───── SUPPLIED MATERIAL
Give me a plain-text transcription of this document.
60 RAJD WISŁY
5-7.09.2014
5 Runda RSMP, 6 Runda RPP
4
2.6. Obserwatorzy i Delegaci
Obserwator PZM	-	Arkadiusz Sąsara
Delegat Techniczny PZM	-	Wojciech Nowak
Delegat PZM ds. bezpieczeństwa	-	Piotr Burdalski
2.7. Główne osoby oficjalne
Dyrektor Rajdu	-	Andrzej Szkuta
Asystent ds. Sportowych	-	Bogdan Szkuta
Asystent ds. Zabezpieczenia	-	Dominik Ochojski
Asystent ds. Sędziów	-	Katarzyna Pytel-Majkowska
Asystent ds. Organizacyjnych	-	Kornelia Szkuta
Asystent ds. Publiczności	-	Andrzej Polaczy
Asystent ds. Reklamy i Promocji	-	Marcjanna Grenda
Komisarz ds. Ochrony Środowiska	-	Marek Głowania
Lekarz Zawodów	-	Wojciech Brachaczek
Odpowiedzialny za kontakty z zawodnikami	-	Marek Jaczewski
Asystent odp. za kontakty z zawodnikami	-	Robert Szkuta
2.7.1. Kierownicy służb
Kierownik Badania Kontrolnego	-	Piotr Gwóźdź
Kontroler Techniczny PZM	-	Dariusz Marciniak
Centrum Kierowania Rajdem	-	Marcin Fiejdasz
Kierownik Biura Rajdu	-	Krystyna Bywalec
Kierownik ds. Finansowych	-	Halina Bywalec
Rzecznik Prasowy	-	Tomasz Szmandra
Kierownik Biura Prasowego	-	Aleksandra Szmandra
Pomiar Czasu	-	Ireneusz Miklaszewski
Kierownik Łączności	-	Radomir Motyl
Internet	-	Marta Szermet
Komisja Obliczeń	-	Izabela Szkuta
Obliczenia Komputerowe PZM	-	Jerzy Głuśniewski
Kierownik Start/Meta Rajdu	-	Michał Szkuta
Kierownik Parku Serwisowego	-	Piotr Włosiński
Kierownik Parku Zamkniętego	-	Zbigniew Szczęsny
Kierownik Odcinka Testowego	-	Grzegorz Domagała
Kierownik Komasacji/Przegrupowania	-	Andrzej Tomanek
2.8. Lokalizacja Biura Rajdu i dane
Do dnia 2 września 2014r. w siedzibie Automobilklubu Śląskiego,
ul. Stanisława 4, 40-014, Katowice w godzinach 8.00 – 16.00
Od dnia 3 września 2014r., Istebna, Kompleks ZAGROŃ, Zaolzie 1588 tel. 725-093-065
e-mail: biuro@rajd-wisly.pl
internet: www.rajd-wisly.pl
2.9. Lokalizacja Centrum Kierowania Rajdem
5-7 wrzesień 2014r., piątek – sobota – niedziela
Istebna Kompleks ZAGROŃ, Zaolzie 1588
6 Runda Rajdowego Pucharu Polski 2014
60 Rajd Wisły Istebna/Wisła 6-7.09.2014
──────────
__PROBLEM DETAILS__: Copy every line of the listing that contains the word "Rajdu".

__OUTPUT__:
Dyrektor Rajdu	-	Andrzej Szkuta
Kierownik Biura Rajdu	-	Krystyna Bywalec
Kierownik Start/Meta Rajdu	-	Michał Szkuta
2.8. Lokalizacja Biura Rajdu i dane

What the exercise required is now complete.